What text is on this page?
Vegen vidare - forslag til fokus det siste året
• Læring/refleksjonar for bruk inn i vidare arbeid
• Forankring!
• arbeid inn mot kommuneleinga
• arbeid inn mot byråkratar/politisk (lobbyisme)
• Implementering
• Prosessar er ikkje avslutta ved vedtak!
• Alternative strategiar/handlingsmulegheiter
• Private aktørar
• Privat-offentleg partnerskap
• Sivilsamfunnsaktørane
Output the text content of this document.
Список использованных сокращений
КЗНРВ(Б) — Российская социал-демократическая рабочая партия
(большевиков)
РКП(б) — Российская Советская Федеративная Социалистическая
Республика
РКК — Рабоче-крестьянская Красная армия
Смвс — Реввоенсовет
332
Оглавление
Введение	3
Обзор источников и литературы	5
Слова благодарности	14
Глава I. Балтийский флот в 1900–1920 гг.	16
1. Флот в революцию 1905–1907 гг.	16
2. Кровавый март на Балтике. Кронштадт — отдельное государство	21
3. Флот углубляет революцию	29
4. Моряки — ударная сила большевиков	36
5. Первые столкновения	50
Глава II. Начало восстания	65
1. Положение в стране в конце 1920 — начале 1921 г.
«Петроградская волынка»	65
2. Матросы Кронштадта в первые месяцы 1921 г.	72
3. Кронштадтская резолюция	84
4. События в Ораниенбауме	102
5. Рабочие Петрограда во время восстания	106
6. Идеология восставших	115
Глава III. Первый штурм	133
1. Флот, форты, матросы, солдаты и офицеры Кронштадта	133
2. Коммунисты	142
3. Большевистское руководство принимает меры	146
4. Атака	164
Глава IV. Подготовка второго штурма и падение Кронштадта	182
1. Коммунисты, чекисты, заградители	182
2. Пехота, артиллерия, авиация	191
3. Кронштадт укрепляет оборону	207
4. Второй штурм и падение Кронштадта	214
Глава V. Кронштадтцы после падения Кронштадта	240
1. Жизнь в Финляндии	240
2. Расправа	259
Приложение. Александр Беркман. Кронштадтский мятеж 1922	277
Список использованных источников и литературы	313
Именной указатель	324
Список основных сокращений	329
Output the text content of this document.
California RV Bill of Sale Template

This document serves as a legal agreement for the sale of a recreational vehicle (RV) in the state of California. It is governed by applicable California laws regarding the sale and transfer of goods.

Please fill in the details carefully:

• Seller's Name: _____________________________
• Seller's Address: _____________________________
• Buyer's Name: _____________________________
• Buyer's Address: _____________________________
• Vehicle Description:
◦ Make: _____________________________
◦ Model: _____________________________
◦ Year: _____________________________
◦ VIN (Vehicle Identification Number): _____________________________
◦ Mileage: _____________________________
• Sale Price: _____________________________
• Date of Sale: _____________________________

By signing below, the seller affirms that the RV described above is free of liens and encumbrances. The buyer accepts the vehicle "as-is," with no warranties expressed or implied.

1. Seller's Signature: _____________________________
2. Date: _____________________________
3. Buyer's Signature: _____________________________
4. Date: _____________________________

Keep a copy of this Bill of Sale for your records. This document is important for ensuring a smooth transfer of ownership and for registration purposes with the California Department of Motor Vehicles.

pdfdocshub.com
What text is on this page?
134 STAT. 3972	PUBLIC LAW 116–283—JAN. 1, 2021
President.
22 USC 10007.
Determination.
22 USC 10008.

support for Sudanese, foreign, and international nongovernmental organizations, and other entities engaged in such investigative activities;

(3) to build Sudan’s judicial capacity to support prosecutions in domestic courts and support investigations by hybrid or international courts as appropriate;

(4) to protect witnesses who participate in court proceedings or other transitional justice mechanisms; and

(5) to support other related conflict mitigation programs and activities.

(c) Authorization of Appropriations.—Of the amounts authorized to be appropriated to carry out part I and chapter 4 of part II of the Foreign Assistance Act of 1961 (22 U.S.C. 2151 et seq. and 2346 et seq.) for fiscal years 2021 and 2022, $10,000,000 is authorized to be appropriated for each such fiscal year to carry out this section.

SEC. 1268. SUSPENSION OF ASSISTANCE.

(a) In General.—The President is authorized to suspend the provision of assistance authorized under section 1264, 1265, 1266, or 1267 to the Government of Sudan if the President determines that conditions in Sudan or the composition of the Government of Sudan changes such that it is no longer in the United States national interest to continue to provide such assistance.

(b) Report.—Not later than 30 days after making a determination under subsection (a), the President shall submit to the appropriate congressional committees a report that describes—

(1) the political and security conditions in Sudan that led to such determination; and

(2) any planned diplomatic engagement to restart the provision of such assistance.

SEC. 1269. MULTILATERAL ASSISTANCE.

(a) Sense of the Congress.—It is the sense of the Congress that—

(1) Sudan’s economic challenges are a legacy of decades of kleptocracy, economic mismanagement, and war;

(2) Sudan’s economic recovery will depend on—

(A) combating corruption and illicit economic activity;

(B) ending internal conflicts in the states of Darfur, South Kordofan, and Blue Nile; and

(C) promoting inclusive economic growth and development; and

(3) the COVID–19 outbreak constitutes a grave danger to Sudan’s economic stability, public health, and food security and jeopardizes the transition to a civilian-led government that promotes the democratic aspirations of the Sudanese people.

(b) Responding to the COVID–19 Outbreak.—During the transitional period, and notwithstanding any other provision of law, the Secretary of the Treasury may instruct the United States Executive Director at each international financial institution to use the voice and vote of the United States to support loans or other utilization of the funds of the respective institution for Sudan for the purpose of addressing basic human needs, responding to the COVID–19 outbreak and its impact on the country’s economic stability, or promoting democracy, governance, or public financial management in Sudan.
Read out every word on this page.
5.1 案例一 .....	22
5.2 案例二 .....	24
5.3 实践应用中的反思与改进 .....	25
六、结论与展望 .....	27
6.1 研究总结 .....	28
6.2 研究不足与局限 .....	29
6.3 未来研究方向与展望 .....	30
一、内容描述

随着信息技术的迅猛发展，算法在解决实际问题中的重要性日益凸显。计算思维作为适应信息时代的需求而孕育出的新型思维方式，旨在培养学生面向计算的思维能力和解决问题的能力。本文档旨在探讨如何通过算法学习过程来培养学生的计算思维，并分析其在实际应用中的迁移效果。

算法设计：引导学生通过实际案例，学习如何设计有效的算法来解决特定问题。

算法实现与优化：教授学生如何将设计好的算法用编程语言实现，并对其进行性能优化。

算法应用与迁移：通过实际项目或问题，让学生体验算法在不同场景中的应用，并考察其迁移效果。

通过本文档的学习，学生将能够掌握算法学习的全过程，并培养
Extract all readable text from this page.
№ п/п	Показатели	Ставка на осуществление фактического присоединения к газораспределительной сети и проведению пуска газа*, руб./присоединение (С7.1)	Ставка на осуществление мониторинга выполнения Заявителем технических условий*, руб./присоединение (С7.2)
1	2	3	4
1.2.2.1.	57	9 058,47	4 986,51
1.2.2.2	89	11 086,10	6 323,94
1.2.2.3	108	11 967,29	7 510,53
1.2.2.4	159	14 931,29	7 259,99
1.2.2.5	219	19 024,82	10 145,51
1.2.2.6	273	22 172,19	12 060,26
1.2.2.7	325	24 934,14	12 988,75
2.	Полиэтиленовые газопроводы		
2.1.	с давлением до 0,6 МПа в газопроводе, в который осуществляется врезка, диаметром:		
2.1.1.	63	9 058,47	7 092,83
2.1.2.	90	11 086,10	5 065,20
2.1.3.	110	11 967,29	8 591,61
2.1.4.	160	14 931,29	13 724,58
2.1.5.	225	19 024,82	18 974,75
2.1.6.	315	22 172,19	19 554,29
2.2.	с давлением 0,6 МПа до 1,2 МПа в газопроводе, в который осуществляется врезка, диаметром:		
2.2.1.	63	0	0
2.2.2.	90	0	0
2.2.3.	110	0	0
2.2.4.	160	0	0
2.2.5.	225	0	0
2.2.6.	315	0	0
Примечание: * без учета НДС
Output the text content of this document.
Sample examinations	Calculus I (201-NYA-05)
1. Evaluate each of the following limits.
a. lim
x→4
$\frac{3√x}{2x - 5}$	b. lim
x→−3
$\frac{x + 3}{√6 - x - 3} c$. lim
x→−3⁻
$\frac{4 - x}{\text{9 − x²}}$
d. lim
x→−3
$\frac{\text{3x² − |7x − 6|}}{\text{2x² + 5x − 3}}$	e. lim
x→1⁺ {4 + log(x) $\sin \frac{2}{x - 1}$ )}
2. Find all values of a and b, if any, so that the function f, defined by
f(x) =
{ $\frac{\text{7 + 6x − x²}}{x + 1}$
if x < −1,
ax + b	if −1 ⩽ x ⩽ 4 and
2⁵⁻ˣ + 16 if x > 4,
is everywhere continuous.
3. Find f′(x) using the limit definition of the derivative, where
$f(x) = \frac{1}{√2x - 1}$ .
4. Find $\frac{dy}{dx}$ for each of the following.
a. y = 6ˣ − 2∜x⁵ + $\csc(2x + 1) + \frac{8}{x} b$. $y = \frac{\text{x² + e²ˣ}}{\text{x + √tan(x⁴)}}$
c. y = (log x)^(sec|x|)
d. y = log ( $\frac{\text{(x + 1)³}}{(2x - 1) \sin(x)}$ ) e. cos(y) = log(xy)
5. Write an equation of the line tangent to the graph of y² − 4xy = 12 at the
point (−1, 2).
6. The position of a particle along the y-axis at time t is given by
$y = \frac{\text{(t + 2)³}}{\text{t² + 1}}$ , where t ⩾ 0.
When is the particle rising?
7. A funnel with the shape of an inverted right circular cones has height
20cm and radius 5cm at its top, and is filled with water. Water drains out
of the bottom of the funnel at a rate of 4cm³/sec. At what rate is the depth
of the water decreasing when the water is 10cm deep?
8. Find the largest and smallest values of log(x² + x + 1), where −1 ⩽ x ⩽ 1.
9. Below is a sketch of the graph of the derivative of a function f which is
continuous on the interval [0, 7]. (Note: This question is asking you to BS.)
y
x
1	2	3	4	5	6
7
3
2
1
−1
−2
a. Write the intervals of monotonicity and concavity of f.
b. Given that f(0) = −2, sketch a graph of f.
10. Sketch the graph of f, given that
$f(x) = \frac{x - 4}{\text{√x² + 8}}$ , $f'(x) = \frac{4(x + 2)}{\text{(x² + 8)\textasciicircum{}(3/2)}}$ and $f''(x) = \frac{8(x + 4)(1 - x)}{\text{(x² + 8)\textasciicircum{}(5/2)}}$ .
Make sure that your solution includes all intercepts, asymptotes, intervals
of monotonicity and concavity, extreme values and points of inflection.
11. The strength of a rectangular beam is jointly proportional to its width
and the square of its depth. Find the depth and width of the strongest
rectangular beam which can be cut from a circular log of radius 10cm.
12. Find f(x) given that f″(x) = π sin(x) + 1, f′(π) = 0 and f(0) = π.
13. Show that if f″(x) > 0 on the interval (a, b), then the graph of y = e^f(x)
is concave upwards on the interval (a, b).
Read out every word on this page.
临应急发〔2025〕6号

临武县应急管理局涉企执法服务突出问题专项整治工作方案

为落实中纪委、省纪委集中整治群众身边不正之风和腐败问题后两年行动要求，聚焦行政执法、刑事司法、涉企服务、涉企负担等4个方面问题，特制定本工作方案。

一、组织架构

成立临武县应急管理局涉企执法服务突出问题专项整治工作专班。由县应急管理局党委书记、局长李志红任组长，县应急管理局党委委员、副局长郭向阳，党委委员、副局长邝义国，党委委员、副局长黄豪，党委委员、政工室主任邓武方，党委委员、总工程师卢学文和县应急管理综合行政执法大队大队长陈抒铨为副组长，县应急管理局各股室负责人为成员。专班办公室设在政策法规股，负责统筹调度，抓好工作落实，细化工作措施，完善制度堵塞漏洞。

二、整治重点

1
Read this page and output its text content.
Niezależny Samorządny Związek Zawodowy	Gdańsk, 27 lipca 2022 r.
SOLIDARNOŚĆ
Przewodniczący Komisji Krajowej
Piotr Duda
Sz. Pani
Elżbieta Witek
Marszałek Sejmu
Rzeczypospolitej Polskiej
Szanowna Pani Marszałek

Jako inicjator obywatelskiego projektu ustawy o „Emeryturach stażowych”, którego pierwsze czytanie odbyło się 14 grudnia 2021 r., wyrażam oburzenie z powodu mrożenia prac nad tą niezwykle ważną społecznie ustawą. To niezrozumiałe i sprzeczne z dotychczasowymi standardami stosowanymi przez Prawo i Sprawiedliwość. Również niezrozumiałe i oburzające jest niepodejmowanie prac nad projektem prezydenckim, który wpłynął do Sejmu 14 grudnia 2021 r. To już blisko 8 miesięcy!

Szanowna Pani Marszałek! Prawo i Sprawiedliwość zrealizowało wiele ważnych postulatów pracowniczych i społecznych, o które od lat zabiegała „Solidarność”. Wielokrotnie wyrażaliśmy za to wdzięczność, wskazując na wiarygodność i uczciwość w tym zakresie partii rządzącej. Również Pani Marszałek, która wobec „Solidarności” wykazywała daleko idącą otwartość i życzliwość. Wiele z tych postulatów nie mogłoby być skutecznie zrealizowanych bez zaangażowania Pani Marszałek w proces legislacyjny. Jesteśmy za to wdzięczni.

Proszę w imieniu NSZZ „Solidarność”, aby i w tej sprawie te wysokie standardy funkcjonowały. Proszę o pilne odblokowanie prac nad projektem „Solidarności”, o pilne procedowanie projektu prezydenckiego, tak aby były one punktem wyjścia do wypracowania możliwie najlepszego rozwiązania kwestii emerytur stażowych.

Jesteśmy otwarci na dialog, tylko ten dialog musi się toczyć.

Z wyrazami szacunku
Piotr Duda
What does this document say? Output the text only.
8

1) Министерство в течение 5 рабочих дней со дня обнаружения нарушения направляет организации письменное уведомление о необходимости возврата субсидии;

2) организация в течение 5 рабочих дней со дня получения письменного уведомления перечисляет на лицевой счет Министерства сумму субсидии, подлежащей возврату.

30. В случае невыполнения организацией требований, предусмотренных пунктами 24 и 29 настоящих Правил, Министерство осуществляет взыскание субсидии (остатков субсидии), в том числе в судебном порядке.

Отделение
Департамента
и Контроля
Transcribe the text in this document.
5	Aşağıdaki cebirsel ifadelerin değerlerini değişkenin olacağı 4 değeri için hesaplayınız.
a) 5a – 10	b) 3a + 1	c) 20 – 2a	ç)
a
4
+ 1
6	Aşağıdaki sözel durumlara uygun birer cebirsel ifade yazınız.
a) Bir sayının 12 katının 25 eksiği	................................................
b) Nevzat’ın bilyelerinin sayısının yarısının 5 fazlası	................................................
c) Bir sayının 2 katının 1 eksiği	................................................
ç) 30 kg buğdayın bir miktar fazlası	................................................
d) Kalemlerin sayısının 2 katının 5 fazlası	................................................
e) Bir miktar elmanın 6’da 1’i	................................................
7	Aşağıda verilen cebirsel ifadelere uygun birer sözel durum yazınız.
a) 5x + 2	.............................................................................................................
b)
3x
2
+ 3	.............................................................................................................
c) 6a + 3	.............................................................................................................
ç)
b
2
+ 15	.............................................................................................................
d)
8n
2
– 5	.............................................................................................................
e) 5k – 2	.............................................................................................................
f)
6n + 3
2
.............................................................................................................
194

━━━━━━━━━━

* **Objective**
Check each line above for the string "promoting", then copy the ones that have it.

* **Result**
(C) promoting inclusive economic growth and development; and
(b) Responding to the COVID–19 Outbreak.—During the transitional period, and notwithstanding any other provision of law, the Secretary of the Treasury may instruct the United States Executive Director at each international financial institution to use the voice and vote of the United States to support loans or other utilization of the funds of the respective institution for Sudan for the purpose of addressing basic human needs, responding to the COVID–19 outbreak and its impact on the country’s economic stability, or promoting democracy, governance, or public financial management in Sudan.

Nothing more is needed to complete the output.